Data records
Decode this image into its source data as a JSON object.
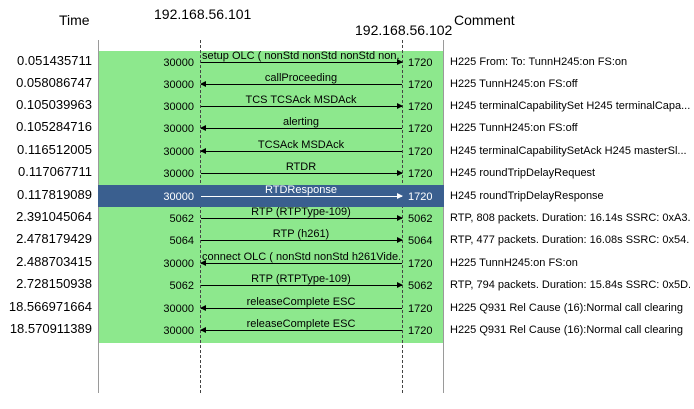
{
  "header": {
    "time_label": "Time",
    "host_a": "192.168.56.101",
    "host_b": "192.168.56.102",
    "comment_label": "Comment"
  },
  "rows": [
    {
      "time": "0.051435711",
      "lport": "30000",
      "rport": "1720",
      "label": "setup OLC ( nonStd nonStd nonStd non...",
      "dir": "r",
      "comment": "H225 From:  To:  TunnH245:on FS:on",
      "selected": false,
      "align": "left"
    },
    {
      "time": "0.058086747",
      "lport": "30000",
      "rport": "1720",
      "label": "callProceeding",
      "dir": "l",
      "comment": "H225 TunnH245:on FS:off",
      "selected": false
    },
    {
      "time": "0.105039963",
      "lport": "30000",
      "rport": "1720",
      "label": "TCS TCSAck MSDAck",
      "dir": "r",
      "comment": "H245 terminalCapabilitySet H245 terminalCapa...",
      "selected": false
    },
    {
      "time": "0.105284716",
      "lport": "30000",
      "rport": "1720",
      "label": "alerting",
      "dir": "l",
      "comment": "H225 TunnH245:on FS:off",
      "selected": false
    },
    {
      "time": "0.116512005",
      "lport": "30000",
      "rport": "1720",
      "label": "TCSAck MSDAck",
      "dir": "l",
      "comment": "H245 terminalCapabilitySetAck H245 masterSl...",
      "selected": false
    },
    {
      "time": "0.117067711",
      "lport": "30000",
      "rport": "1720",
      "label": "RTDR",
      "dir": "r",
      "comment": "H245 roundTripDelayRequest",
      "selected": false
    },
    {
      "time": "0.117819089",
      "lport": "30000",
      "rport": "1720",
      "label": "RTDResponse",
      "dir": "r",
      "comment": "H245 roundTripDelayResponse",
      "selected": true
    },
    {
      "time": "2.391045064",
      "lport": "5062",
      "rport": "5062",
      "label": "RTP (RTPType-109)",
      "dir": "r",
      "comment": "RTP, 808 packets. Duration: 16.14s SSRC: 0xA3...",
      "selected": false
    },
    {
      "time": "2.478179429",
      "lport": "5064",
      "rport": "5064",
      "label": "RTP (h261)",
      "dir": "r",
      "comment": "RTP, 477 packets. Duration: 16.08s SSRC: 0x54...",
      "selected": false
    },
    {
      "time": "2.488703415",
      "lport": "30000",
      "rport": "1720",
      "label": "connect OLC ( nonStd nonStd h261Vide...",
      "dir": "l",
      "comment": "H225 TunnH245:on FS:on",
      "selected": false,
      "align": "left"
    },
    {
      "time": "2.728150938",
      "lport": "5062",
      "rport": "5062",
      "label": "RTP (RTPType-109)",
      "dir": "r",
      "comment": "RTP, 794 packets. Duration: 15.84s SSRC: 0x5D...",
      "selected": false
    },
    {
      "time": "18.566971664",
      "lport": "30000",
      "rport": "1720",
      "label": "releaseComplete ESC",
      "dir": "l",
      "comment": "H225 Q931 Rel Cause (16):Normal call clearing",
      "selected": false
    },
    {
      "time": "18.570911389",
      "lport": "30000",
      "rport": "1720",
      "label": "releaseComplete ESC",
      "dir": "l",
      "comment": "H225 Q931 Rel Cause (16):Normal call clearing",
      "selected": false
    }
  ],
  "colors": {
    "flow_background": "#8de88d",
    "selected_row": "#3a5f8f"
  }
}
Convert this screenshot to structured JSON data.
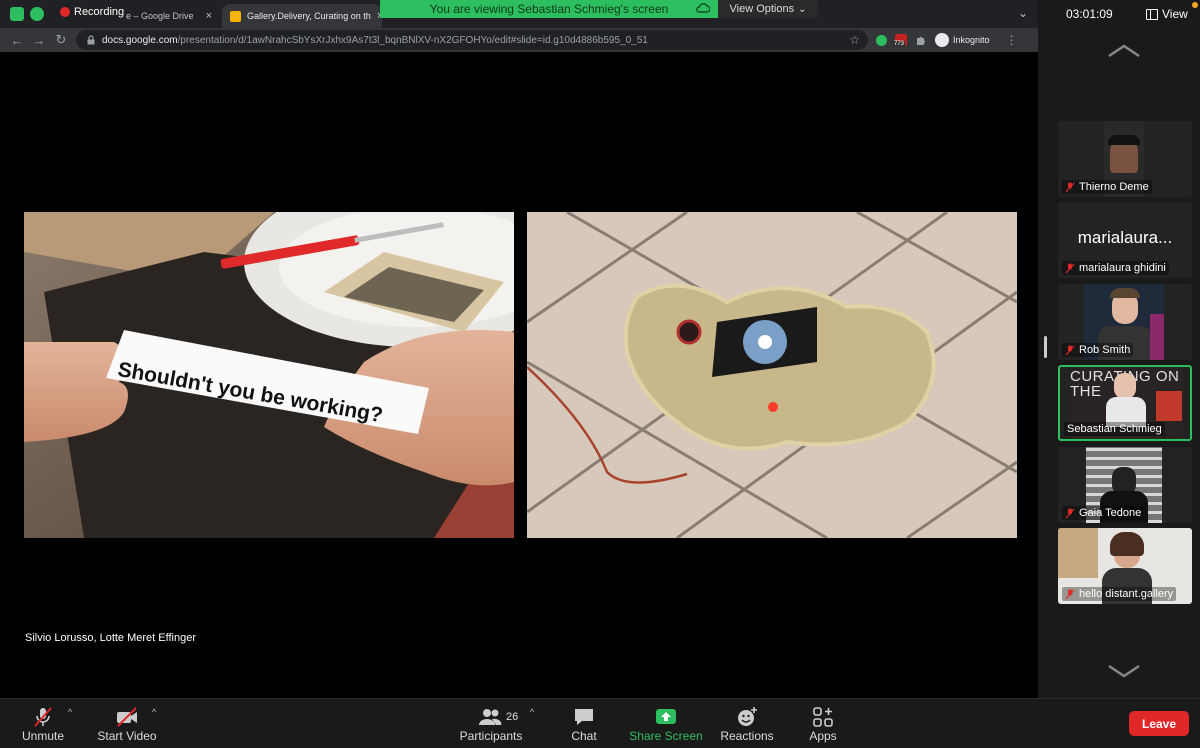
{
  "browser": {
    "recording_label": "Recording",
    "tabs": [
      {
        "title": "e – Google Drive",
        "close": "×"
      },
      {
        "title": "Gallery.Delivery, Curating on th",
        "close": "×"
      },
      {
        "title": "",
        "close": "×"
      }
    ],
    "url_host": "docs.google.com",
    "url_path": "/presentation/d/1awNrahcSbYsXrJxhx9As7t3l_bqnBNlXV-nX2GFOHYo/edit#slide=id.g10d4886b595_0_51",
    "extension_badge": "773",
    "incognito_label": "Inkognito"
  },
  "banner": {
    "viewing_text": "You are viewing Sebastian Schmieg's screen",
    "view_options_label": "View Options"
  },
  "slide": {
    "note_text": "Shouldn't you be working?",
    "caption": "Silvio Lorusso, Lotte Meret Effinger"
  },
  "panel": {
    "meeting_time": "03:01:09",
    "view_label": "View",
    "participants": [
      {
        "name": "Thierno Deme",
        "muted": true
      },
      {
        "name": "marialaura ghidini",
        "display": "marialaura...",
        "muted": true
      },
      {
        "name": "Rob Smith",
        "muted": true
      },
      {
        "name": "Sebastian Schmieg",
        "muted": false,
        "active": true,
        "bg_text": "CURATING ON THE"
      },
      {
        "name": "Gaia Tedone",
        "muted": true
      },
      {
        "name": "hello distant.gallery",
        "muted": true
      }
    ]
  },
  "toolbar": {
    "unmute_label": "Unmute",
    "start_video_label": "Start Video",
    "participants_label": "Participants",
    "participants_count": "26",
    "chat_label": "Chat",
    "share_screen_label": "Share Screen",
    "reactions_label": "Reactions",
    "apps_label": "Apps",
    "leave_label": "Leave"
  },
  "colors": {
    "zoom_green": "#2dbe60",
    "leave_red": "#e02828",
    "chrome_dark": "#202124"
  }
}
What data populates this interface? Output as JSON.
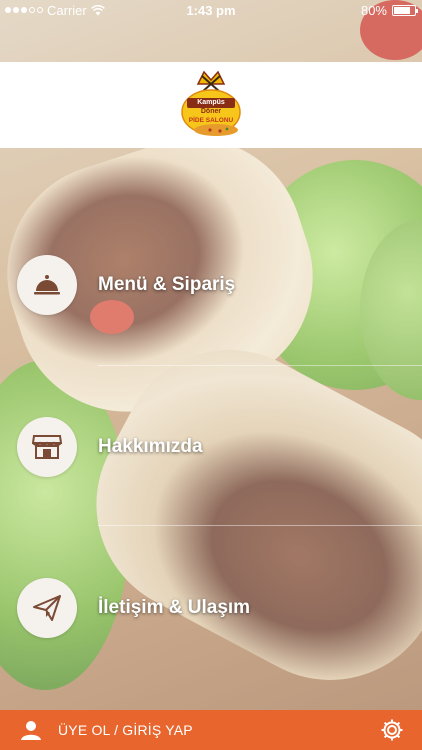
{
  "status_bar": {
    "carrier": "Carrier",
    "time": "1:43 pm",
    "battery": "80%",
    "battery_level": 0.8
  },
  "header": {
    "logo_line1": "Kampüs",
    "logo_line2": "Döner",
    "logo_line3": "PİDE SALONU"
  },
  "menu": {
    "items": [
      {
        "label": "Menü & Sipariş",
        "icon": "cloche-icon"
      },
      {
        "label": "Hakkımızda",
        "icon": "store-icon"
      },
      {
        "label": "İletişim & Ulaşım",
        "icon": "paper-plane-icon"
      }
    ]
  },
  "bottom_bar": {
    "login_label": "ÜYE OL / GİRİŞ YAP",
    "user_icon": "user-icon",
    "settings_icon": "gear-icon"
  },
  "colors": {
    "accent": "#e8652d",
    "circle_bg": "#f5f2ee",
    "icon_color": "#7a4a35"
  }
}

_STATED TASK_: Write the records out once more, exactly as they appear, with no pictures.

_RESULT BELOW_:
Decode this image into its source data as a JSON object.
{
  "header": {
    "time_label": "Time",
    "host_a": "192.168.56.101",
    "host_b": "192.168.56.102",
    "comment_label": "Comment"
  },
  "rows": [
    {
      "time": "0.051435711",
      "lport": "30000",
      "rport": "1720",
      "label": "setup OLC ( nonStd nonStd nonStd non...",
      "dir": "r",
      "comment": "H225 From:  To:  TunnH245:on FS:on",
      "selected": false,
      "align": "left"
    },
    {
      "time": "0.058086747",
      "lport": "30000",
      "rport": "1720",
      "label": "callProceeding",
      "dir": "l",
      "comment": "H225 TunnH245:on FS:off",
      "selected": false
    },
    {
      "time": "0.105039963",
      "lport": "30000",
      "rport": "1720",
      "label": "TCS TCSAck MSDAck",
      "dir": "r",
      "comment": "H245 terminalCapabilitySet H245 terminalCapa...",
      "selected": false
    },
    {
      "time": "0.105284716",
      "lport": "30000",
      "rport": "1720",
      "label": "alerting",
      "dir": "l",
      "comment": "H225 TunnH245:on FS:off",
      "selected": false
    },
    {
      "time": "0.116512005",
      "lport": "30000",
      "rport": "1720",
      "label": "TCSAck MSDAck",
      "dir": "l",
      "comment": "H245 terminalCapabilitySetAck H245 masterSl...",
      "selected": false
    },
    {
      "time": "0.117067711",
      "lport": "30000",
      "rport": "1720",
      "label": "RTDR",
      "dir": "r",
      "comment": "H245 roundTripDelayRequest",
      "selected": false
    },
    {
      "time": "0.117819089",
      "lport": "30000",
      "rport": "1720",
      "label": "RTDResponse",
      "dir": "r",
      "comment": "H245 roundTripDelayResponse",
      "selected": true
    },
    {
      "time": "2.391045064",
      "lport": "5062",
      "rport": "5062",
      "label": "RTP (RTPType-109)",
      "dir": "r",
      "comment": "RTP, 808 packets. Duration: 16.14s SSRC: 0xA3...",
      "selected": false
    },
    {
      "time": "2.478179429",
      "lport": "5064",
      "rport": "5064",
      "label": "RTP (h261)",
      "dir": "r",
      "comment": "RTP, 477 packets. Duration: 16.08s SSRC: 0x54...",
      "selected": false
    },
    {
      "time": "2.488703415",
      "lport": "30000",
      "rport": "1720",
      "label": "connect OLC ( nonStd nonStd h261Vide...",
      "dir": "l",
      "comment": "H225 TunnH245:on FS:on",
      "selected": false,
      "align": "left"
    },
    {
      "time": "2.728150938",
      "lport": "5062",
      "rport": "5062",
      "label": "RTP (RTPType-109)",
      "dir": "r",
      "comment": "RTP, 794 packets. Duration: 15.84s SSRC: 0x5D...",
      "selected": false
    },
    {
      "time": "18.566971664",
      "lport": "30000",
      "rport": "1720",
      "label": "releaseComplete ESC",
      "dir": "l",
      "comment": "H225 Q931 Rel Cause (16):Normal call clearing",
      "selected": false
    },
    {
      "time": "18.570911389",
      "lport": "30000",
      "rport": "1720",
      "label": "releaseComplete ESC",
      "dir": "l",
      "comment": "H225 Q931 Rel Cause (16):Normal call clearing",
      "selected": false
    }
  ],
  "colors": {
    "flow_background": "#8de88d",
    "selected_row": "#3a5f8f"
  }
}
Convert this screenshot to structured JSON data.
{
  "browser": {
    "recording_label": "Recording",
    "tabs": [
      {
        "title": "e – Google Drive",
        "close": "×"
      },
      {
        "title": "Gallery.Delivery, Curating on th",
        "close": "×"
      },
      {
        "title": "",
        "close": "×"
      }
    ],
    "url_host": "docs.google.com",
    "url_path": "/presentation/d/1awNrahcSbYsXrJxhx9As7t3l_bqnBNlXV-nX2GFOHYo/edit#slide=id.g10d4886b595_0_51",
    "extension_badge": "773",
    "incognito_label": "Inkognito"
  },
  "banner": {
    "viewing_text": "You are viewing Sebastian Schmieg's screen",
    "view_options_label": "View Options"
  },
  "slide": {
    "note_text": "Shouldn't you be working?",
    "caption": "Silvio Lorusso, Lotte Meret Effinger"
  },
  "panel": {
    "meeting_time": "03:01:09",
    "view_label": "View",
    "participants": [
      {
        "name": "Thierno Deme",
        "muted": true
      },
      {
        "name": "marialaura ghidini",
        "display": "marialaura...",
        "muted": true
      },
      {
        "name": "Rob Smith",
        "muted": true
      },
      {
        "name": "Sebastian Schmieg",
        "muted": false,
        "active": true,
        "bg_text": "CURATING ON THE"
      },
      {
        "name": "Gaia Tedone",
        "muted": true
      },
      {
        "name": "hello distant.gallery",
        "muted": true
      }
    ]
  },
  "toolbar": {
    "unmute_label": "Unmute",
    "start_video_label": "Start Video",
    "participants_label": "Participants",
    "participants_count": "26",
    "chat_label": "Chat",
    "share_screen_label": "Share Screen",
    "reactions_label": "Reactions",
    "apps_label": "Apps",
    "leave_label": "Leave"
  },
  "colors": {
    "zoom_green": "#2dbe60",
    "leave_red": "#e02828",
    "chrome_dark": "#202124"
  }
}
What data populates this interface? Output as JSON.
{
  "status_bar": {
    "carrier": "Carrier",
    "time": "1:43 pm",
    "battery": "80%",
    "battery_level": 0.8
  },
  "header": {
    "logo_line1": "Kampüs",
    "logo_line2": "Döner",
    "logo_line3": "PİDE SALONU"
  },
  "menu": {
    "items": [
      {
        "label": "Menü & Sipariş",
        "icon": "cloche-icon"
      },
      {
        "label": "Hakkımızda",
        "icon": "store-icon"
      },
      {
        "label": "İletişim & Ulaşım",
        "icon": "paper-plane-icon"
      }
    ]
  },
  "bottom_bar": {
    "login_label": "ÜYE OL / GİRİŞ YAP",
    "user_icon": "user-icon",
    "settings_icon": "gear-icon"
  },
  "colors": {
    "accent": "#e8652d",
    "circle_bg": "#f5f2ee",
    "icon_color": "#7a4a35"
  }
}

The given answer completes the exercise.